_PROBLEM TO SOLVE_:
Take every line from the material that has the word "noch" in it.
** Start of MATERIAL TO PROCESS **
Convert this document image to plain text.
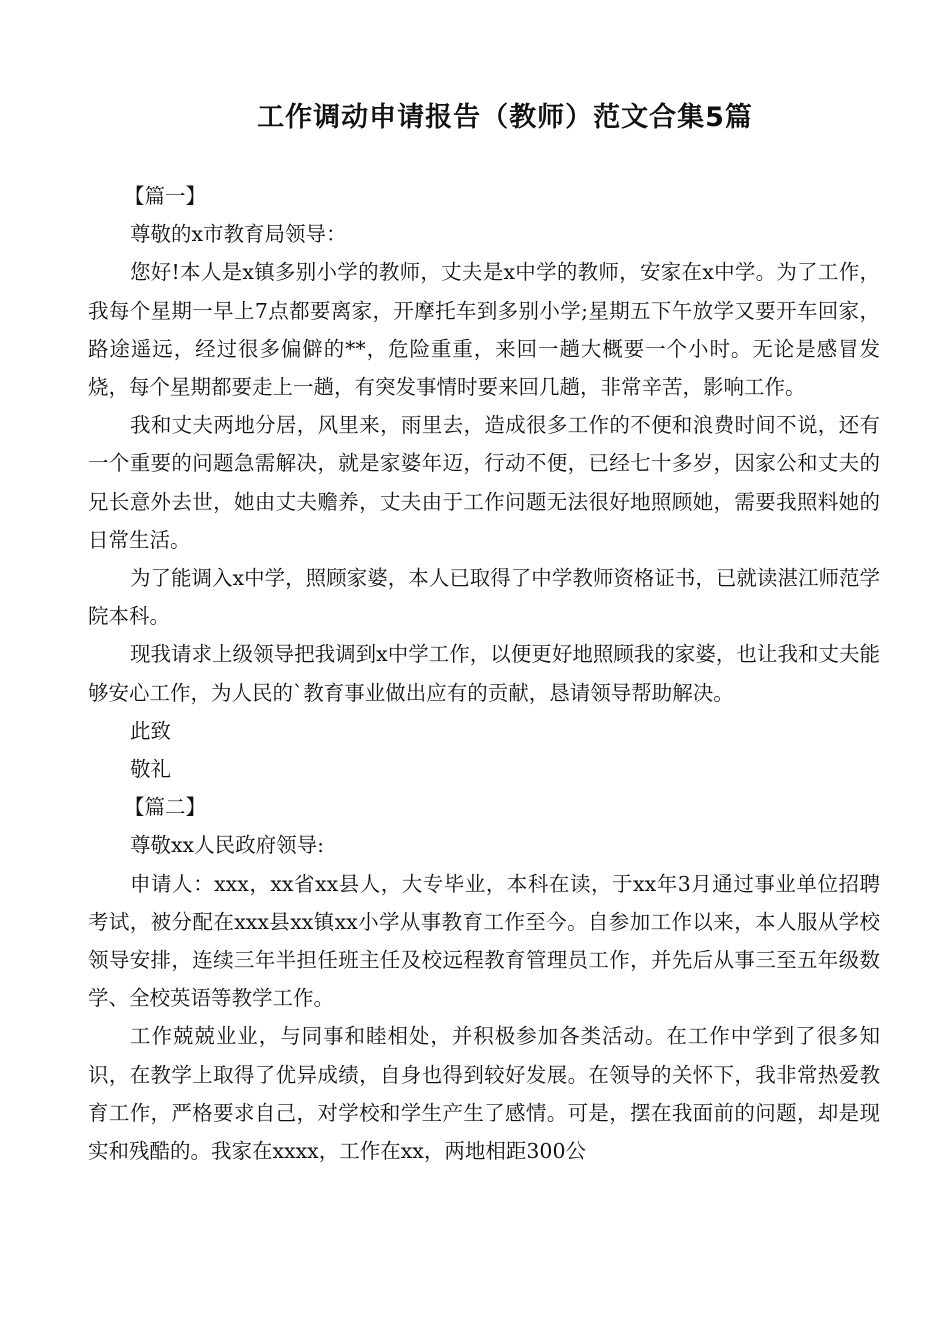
工作调动申请报告（教师）范文合集5篇

【篇一】

尊敬的x市教育局领导：

您好!本人是x镇多别小学的教师，丈夫是x中学的教师，安家在x中学。为了工作，我每个星期一早上7点都要离家，开摩托车到多别小学;星期五下午放学又要开车回家，路途遥远，经过很多偏僻的**，危险重重，来回一趟大概要一个小时。无论是感冒发烧，每个星期都要走上一趟，有突发事情时要来回几趟，非常辛苦，影响工作。

我和丈夫两地分居，风里来，雨里去，造成很多工作的不便和浪费时间不说，还有一个重要的问题急需解决，就是家婆年迈，行动不便，已经七十多岁，因家公和丈夫的兄长意外去世，她由丈夫赡养，丈夫由于工作问题无法很好地照顾她，需要我照料她的日常生活。

为了能调入x中学，照顾家婆，本人已取得了中学教师资格证书，已就读湛江师范学院本科。

现我请求上级领导把我调到x中学工作，以便更好地照顾我的家婆，也让我和丈夫能够安心工作，为人民的`教育事业做出应有的贡献，恳请领导帮助解决。

此致

敬礼

【篇二】

尊敬xx人民政府领导:

申请人：xxx，xx省xx县人，大专毕业，本科在读，于xx年3月通过事业单位招聘考试，被分配在xxx县xx镇xx小学从事教育工作至今。自参加工作以来，本人服从学校领导安排，连续三年半担任班主任及校远程教育管理员工作，并先后从事三至五年级数学、全校英语等教学工作。

工作兢兢业业，与同事和睦相处，并积极参加各类活动。在工作中学到了很多知识，在教学上取得了优异成绩，自身也得到较好发展。在领导的关怀下，我非常热爱教育工作，严格要求自己，对学校和学生产生了感情。可是，摆在我面前的问题，却是现实和残酷的。我家在xxxx，工作在xx，两地相距300公
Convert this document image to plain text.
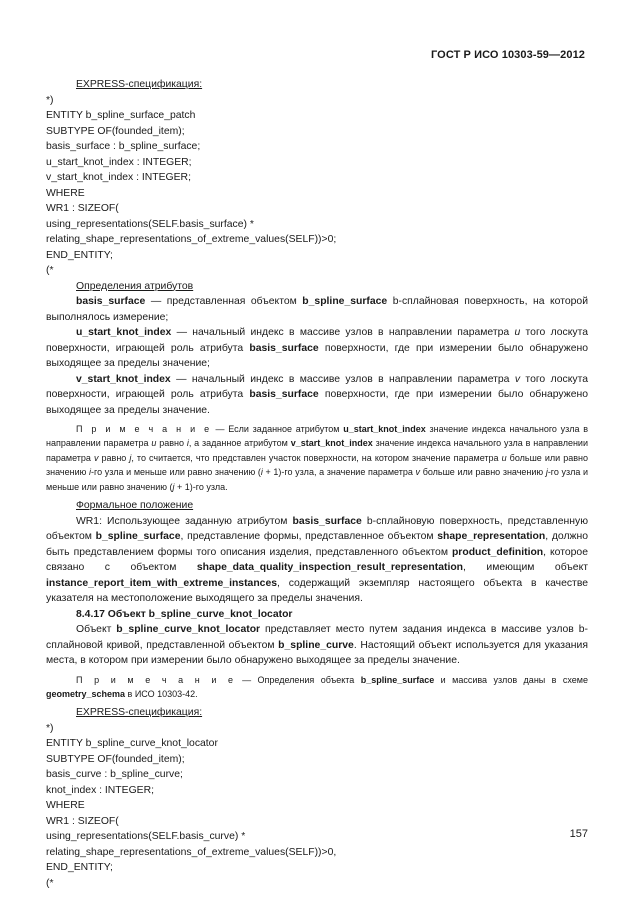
ГОСТ Р ИСО 10303-59—2012
EXPRESS-спецификация:
*)
ENTITY b_spline_surface_patch
SUBTYPE OF(founded_item);
basis_surface : b_spline_surface;
u_start_knot_index : INTEGER;
v_start_knot_index : INTEGER;
WHERE
WR1 : SIZEOF(
using_representations(SELF.basis_surface) *
relating_shape_representations_of_extreme_values(SELF))>0;
END_ENTITY;
(*
Определения атрибутов

basis_surface — представленная объектом b_spline_surface b-сплайновая поверхность, на которой выполнялось измерение;

u_start_knot_index — начальный индекс в массиве узлов в направлении параметра u того лоскута поверхности, играющей роль атрибута basis_surface поверхности, где при измерении было обнаружено выходящее за пределы значение;

v_start_knot_index — начальный индекс в массиве узлов в направлении параметра v того лоскута поверхности, играющей роль атрибута basis_surface поверхности, где при измерении было обнаружено выходящее за пределы значение.

П р и м е ч а н и е — Если заданное атрибутом u_start_knot_index значение индекса начального узла в направлении параметра u равно i, а заданное атрибутом v_start_knot_index значение индекса начального узла в направлении параметра v равно j, то считается, что представлен участок поверхности, на котором значение параметра u больше или равно значению i-го узла и меньше или равно значению (i + 1)-го узла, а значение параметра v больше или равно значению j-го узла и меньше или равно значению (j + 1)-го узла.

Формальное положение

WR1: Использующее заданную атрибутом basis_surface b-сплайновую поверхность, представленную объектом b_spline_surface, представление формы, представленное объектом shape_representation, должно быть представлением формы того описания изделия, представленного объектом product_definition, которое связано с объектом shape_data_quality_inspection_result_representation, имеющим объект instance_report_item_with_extreme_instances, содержащий экземпляр настоящего объекта в качестве указателя на местоположение выходящего за пределы значения.

8.4.17 Объект b_spline_curve_knot_locator

Объект b_spline_curve_knot_locator представляет место путем задания индекса в массиве узлов b-сплайновой кривой, представленной объектом b_spline_curve. Настоящий объект используется для указания места, в котором при измерении было обнаружено выходящее за пределы значение.

П р и м е ч а н и е — Определения объекта b_spline_surface и массива узлов даны в схеме geometry_schema в ИСО 10303-42.

EXPRESS-спецификация:
*)
ENTITY b_spline_curve_knot_locator
SUBTYPE OF(founded_item);
basis_curve : b_spline_curve;
knot_index : INTEGER;
WHERE
WR1 : SIZEOF(
using_representations(SELF.basis_curve) *
relating_shape_representations_of_extreme_values(SELF))>0,
END_ENTITY;
(*
157
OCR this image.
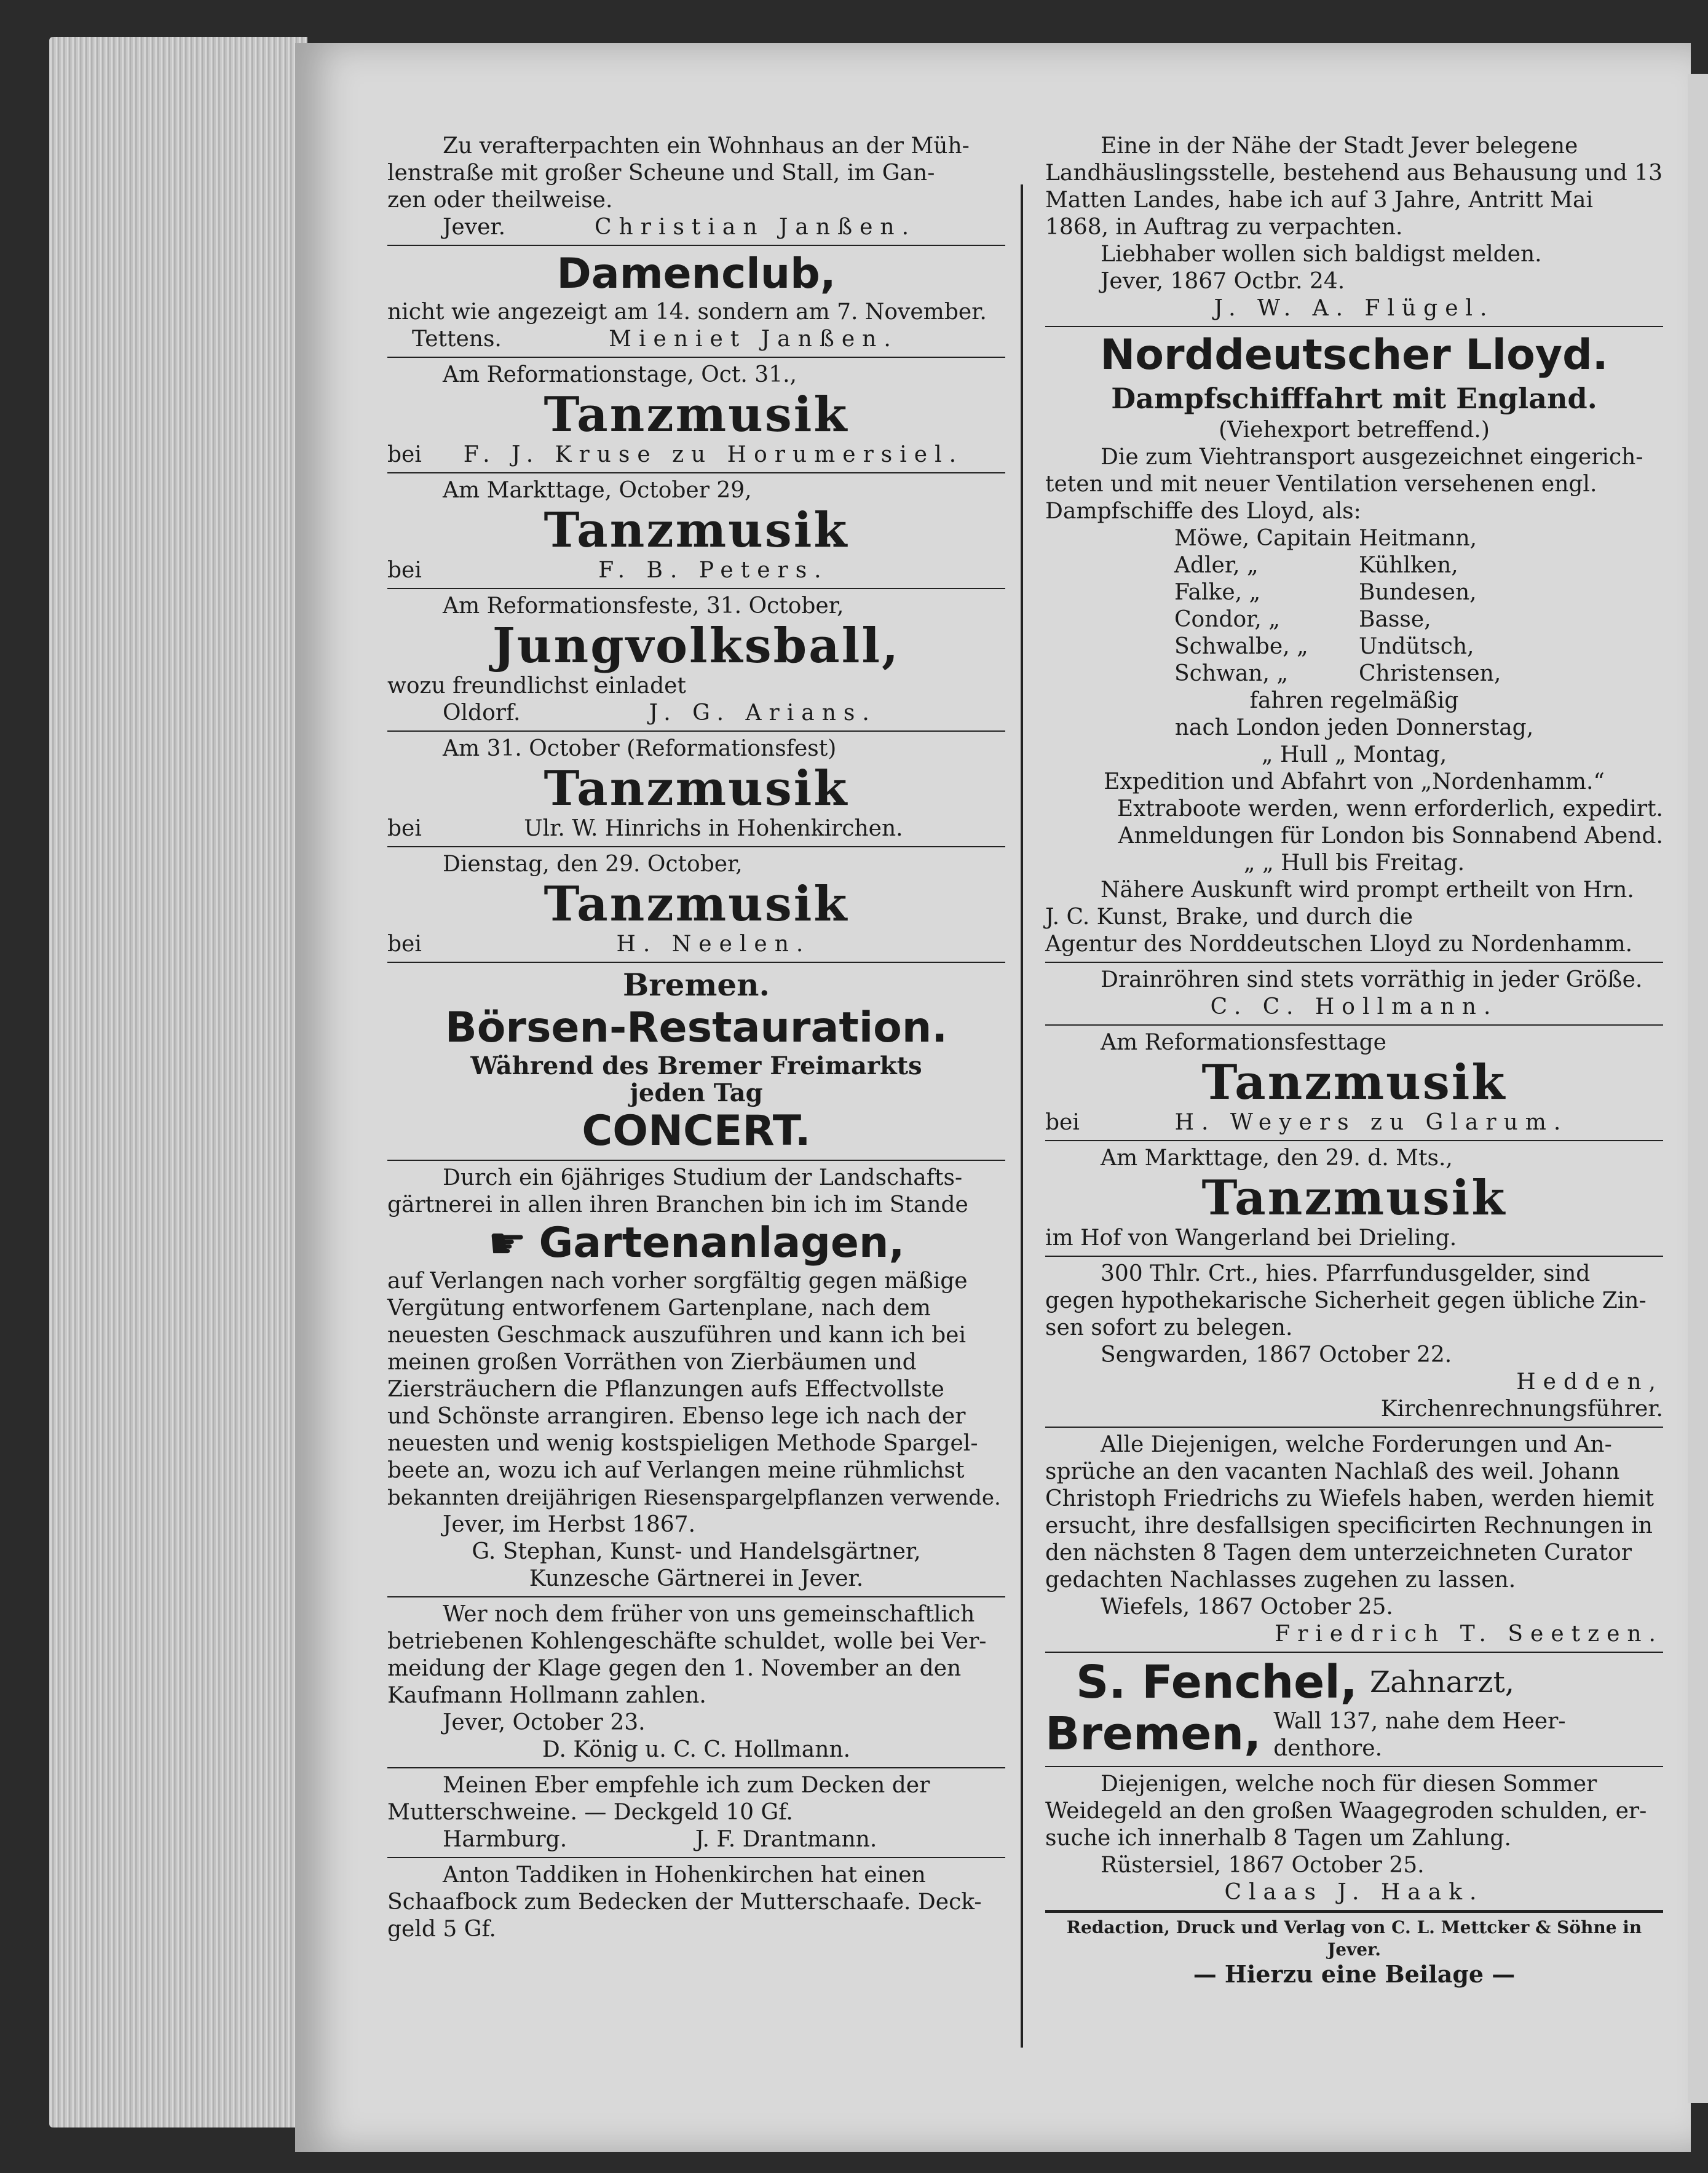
Zu verafterpachten ein Wohnhaus an der Müh-

lenstraße mit großer Scheune und Stall, im Gan-

zen oder theilweise.

Jever.	Christian Janßen.

Damenclub,

nicht wie angezeigt am 14. sondern am 7. November.

Tettens.	Mieniet Janßen.

Am Reformationstage, Oct. 31.,

Tanzmusik

bei	F. J. Kruse zu Horumersiel.

Am Markttage, October 29,

Tanzmusik

bei	F. B. Peters.

Am Reformationsfeste, 31. October,

Jungvolksball,

wozu freundlichst einladet

Oldorf.	J. G. Arians.

Am 31. October (Reformationsfest)

Tanzmusik

bei	Ulr. W. Hinrichs in Hohenkirchen.

Dienstag, den 29. October,

Tanzmusik

bei	H. Neelen.

Bremen.

Börsen-Restauration.

Während des Bremer Freimarkts

jeden Tag

CONCERT.

Durch ein 6jähriges Studium der Landschafts-

gärtnerei in allen ihren Branchen bin ich im Stande

☛ Gartenanlagen,

auf Verlangen nach vorher sorgfältig gegen mäßige

Vergütung entworfenem Gartenplane, nach dem

neuesten Geschmack auszuführen und kann ich bei

meinen großen Vorräthen von Zierbäumen und

Ziersträuchern die Pflanzungen aufs Effectvollste

und Schönste arrangiren. Ebenso lege ich nach der

neuesten und wenig kostspieligen Methode Spargel-

beete an, wozu ich auf Verlangen meine rühmlichst

bekannten dreijährigen Riesenspargelpflanzen verwende.

Jever, im Herbst 1867.

G. Stephan, Kunst- und Handelsgärtner,

Kunzesche Gärtnerei in Jever.

Wer noch dem früher von uns gemeinschaftlich

betriebenen Kohlengeschäfte schuldet, wolle bei Ver-

meidung der Klage gegen den 1. November an den

Kaufmann Hollmann zahlen.

Jever, October 23.

D. König u. C. C. Hollmann.

Meinen Eber empfehle ich zum Decken der

Mutterschweine. — Deckgeld 10 Gf.

Harmburg.	J. F. Drantmann.

Anton Taddiken in Hohenkirchen hat einen

Schaafbock zum Bedecken der Mutterschaafe. Deck-

geld 5 Gf.

Eine in der Nähe der Stadt Jever belegene

Landhäuslingsstelle, bestehend aus Behausung und 13

Matten Landes, habe ich auf 3 Jahre, Antritt Mai

1868, in Auftrag zu verpachten.

Liebhaber wollen sich baldigst melden.

Jever, 1867 Octbr. 24.

J. W. A. Flügel.

Norddeutscher Lloyd.

Dampfschifffahrt mit England.

(Viehexport betreffend.)

Die zum Viehtransport ausgezeichnet eingerich-

teten und mit neuer Ventilation versehenen engl.

Dampfschiffe des Lloyd, als:

Möwe, Capitain Heitmann,
Adler, „	Kühlken,
Falke, „	Bundesen,
Condor, „	Basse,
Schwalbe, „	Undütsch,
Schwan, „	Christensen,

fahren regelmäßig

nach London jeden Donnerstag,

„ Hull „ Montag,

Expedition und Abfahrt von „Nordenhamm.“

Extraboote werden, wenn erforderlich, expedirt.

Anmeldungen für London bis Sonnabend Abend.

„ „ Hull bis Freitag.

Nähere Auskunft wird prompt ertheilt von Hrn.

J. C. Kunst, Brake, und durch die

Agentur des Norddeutschen Lloyd zu Nordenhamm.

Drainröhren sind stets vorräthig in jeder Größe.

C. C. Hollmann.

Am Reformationsfesttage

Tanzmusik

bei	H. Weyers zu Glarum.

Am Markttage, den 29. d. Mts.,

Tanzmusik

im Hof von Wangerland bei Drieling.

300 Thlr. Crt., hies. Pfarrfundusgelder, sind

gegen hypothekarische Sicherheit gegen übliche Zin-

sen sofort zu belegen.

Sengwarden, 1867 October 22.

Hedden,

Kirchenrechnungsführer.

Alle Diejenigen, welche Forderungen und An-

sprüche an den vacanten Nachlaß des weil. Johann

Christoph Friedrichs zu Wiefels haben, werden hiemit

ersucht, ihre desfallsigen specificirten Rechnungen in

den nächsten 8 Tagen dem unterzeichneten Curator

gedachten Nachlasses zugehen zu lassen.

Wiefels, 1867 October 25.

Friedrich T. Seetzen.

S. Fenchel, Zahnarzt,
Bremen, Wall 137, nahe dem Heer-
denthore.

Diejenigen, welche noch für diesen Sommer

Weidegeld an den großen Waagegroden schulden, er-

suche ich innerhalb 8 Tagen um Zahlung.

Rüstersiel, 1867 October 25.

Claas J. Haak.

Redaction, Druck und Verlag von C. L. Mettcker & Söhne in Jever.

— Hierzu eine Beilage —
** End of MATERIAL TO PROCESS **
_TASK SOLUTION_:
Wer noch dem früher von uns gemeinschaftlich
Diejenigen, welche noch für diesen Sommer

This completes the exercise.